[Records excerpted from a collection]
=-=-=

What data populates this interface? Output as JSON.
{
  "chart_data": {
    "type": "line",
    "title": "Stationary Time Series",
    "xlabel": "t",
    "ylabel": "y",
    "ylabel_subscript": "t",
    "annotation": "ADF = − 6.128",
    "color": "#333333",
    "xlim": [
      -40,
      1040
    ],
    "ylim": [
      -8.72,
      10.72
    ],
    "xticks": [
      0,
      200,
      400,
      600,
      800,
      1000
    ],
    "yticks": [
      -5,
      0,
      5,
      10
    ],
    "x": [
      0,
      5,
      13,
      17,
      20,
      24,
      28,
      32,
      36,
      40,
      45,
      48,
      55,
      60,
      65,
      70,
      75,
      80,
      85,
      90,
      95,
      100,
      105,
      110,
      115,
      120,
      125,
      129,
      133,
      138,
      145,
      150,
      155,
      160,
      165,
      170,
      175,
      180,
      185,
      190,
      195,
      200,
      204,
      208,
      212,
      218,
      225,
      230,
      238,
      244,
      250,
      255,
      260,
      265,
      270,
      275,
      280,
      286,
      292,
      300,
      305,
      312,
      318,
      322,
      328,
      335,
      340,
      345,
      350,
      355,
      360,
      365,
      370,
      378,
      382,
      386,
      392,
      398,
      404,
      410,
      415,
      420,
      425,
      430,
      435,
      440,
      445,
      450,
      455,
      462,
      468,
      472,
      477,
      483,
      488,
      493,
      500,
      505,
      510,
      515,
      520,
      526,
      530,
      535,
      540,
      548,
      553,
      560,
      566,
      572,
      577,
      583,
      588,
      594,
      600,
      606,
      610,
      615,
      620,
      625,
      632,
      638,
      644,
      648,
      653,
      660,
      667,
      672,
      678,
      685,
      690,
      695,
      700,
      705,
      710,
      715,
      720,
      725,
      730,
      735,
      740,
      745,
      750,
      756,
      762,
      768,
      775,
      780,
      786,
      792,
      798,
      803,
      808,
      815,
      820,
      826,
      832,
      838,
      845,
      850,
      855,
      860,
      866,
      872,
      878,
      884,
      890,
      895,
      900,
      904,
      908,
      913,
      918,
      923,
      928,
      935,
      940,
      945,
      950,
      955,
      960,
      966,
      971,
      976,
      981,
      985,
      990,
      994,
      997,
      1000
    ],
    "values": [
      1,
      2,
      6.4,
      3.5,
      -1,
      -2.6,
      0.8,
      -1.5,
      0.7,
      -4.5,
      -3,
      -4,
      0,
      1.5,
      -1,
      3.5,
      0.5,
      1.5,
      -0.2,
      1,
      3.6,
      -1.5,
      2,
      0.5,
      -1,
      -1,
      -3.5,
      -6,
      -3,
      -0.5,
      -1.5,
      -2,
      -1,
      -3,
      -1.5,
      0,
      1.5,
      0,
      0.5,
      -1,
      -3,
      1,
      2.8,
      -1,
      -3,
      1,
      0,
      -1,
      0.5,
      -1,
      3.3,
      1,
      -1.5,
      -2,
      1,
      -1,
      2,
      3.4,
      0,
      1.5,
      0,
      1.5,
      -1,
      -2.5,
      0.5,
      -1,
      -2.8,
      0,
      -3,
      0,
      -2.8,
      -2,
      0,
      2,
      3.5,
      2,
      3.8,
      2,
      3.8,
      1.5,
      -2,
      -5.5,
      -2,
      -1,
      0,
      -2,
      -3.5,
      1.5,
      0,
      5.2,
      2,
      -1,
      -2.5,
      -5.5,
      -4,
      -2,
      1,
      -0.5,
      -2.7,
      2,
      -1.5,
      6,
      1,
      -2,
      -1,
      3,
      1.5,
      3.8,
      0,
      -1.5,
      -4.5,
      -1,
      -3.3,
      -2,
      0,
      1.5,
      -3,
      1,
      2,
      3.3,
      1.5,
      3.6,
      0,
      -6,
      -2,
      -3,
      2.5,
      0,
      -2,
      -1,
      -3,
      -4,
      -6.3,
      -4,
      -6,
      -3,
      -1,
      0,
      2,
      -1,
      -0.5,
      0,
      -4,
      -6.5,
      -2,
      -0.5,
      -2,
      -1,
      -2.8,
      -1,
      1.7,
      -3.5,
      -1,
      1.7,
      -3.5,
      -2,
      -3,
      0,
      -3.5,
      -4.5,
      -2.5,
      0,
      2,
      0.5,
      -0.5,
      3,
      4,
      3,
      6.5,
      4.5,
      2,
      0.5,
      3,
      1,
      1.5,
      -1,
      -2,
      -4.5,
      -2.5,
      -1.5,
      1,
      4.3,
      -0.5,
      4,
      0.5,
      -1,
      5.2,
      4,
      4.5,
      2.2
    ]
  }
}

=-=-=

### Problem requirements
Output the full listing without altering anything.

### Answer to this task
What data populates this interface? Output as JSON.
{
  "chart_data": {
    "type": "line",
    "title": "Stationary Time Series",
    "xlabel": "t",
    "ylabel": "y",
    "ylabel_subscript": "t",
    "annotation": "ADF = − 6.128",
    "color": "#333333",
    "xlim": [
      -40,
      1040
    ],
    "ylim": [
      -8.72,
      10.72
    ],
    "xticks": [
      0,
      200,
      400,
      600,
      800,
      1000
    ],
    "yticks": [
      -5,
      0,
      5,
      10
    ],
    "x": [
      0,
      5,
      13,
      17,
      20,
      24,
      28,
      32,
      36,
      40,
      45,
      48,
      55,
      60,
      65,
      70,
      75,
      80,
      85,
      90,
      95,
      100,
      105,
      110,
      115,
      120,
      125,
      129,
      133,
      138,
      145,
      150,
      155,
      160,
      165,
      170,
      175,
      180,
      185,
      190,
      195,
      200,
      204,
      208,
      212,
      218,
      225,
      230,
      238,
      244,
      250,
      255,
      260,
      265,
      270,
      275,
      280,
      286,
      292,
      300,
      305,
      312,
      318,
      322,
      328,
      335,
      340,
      345,
      350,
      355,
      360,
      365,
      370,
      378,
      382,
      386,
      392,
      398,
      404,
      410,
      415,
      420,
      425,
      430,
      435,
      440,
      445,
      450,
      455,
      462,
      468,
      472,
      477,
      483,
      488,
      493,
      500,
      505,
      510,
      515,
      520,
      526,
      530,
      535,
      540,
      548,
      553,
      560,
      566,
      572,
      577,
      583,
      588,
      594,
      600,
      606,
      610,
      615,
      620,
      625,
      632,
      638,
      644,
      648,
      653,
      660,
      667,
      672,
      678,
      685,
      690,
      695,
      700,
      705,
      710,
      715,
      720,
      725,
      730,
      735,
      740,
      745,
      750,
      756,
      762,
      768,
      775,
      780,
      786,
      792,
      798,
      803,
      808,
      815,
      820,
      826,
      832,
      838,
      845,
      850,
      855,
      860,
      866,
      872,
      878,
      884,
      890,
      895,
      900,
      904,
      908,
      913,
      918,
      923,
      928,
      935,
      940,
      945,
      950,
      955,
      960,
      966,
      971,
      976,
      981,
      985,
      990,
      994,
      997,
      1000
    ],
    "values": [
      1,
      2,
      6.4,
      3.5,
      -1,
      -2.6,
      0.8,
      -1.5,
      0.7,
      -4.5,
      -3,
      -4,
      0,
      1.5,
      -1,
      3.5,
      0.5,
      1.5,
      -0.2,
      1,
      3.6,
      -1.5,
      2,
      0.5,
      -1,
      -1,
      -3.5,
      -6,
      -3,
      -0.5,
      -1.5,
      -2,
      -1,
      -3,
      -1.5,
      0,
      1.5,
      0,
      0.5,
      -1,
      -3,
      1,
      2.8,
      -1,
      -3,
      1,
      0,
      -1,
      0.5,
      -1,
      3.3,
      1,
      -1.5,
      -2,
      1,
      -1,
      2,
      3.4,
      0,
      1.5,
      0,
      1.5,
      -1,
      -2.5,
      0.5,
      -1,
      -2.8,
      0,
      -3,
      0,
      -2.8,
      -2,
      0,
      2,
      3.5,
      2,
      3.8,
      2,
      3.8,
      1.5,
      -2,
      -5.5,
      -2,
      -1,
      0,
      -2,
      -3.5,
      1.5,
      0,
      5.2,
      2,
      -1,
      -2.5,
      -5.5,
      -4,
      -2,
      1,
      -0.5,
      -2.7,
      2,
      -1.5,
      6,
      1,
      -2,
      -1,
      3,
      1.5,
      3.8,
      0,
      -1.5,
      -4.5,
      -1,
      -3.3,
      -2,
      0,
      1.5,
      -3,
      1,
      2,
      3.3,
      1.5,
      3.6,
      0,
      -6,
      -2,
      -3,
      2.5,
      0,
      -2,
      -1,
      -3,
      -4,
      -6.3,
      -4,
      -6,
      -3,
      -1,
      0,
      2,
      -1,
      -0.5,
      0,
      -4,
      -6.5,
      -2,
      -0.5,
      -2,
      -1,
      -2.8,
      -1,
      1.7,
      -3.5,
      -1,
      1.7,
      -3.5,
      -2,
      -3,
      0,
      -3.5,
      -4.5,
      -2.5,
      0,
      2,
      0.5,
      -0.5,
      3,
      4,
      3,
      6.5,
      4.5,
      2,
      0.5,
      3,
      1,
      1.5,
      -1,
      -2,
      -4.5,
      -2.5,
      -1.5,
      1,
      4.3,
      -0.5,
      4,
      0.5,
      -1,
      5.2,
      4,
      4.5,
      2.2
    ]
  }
}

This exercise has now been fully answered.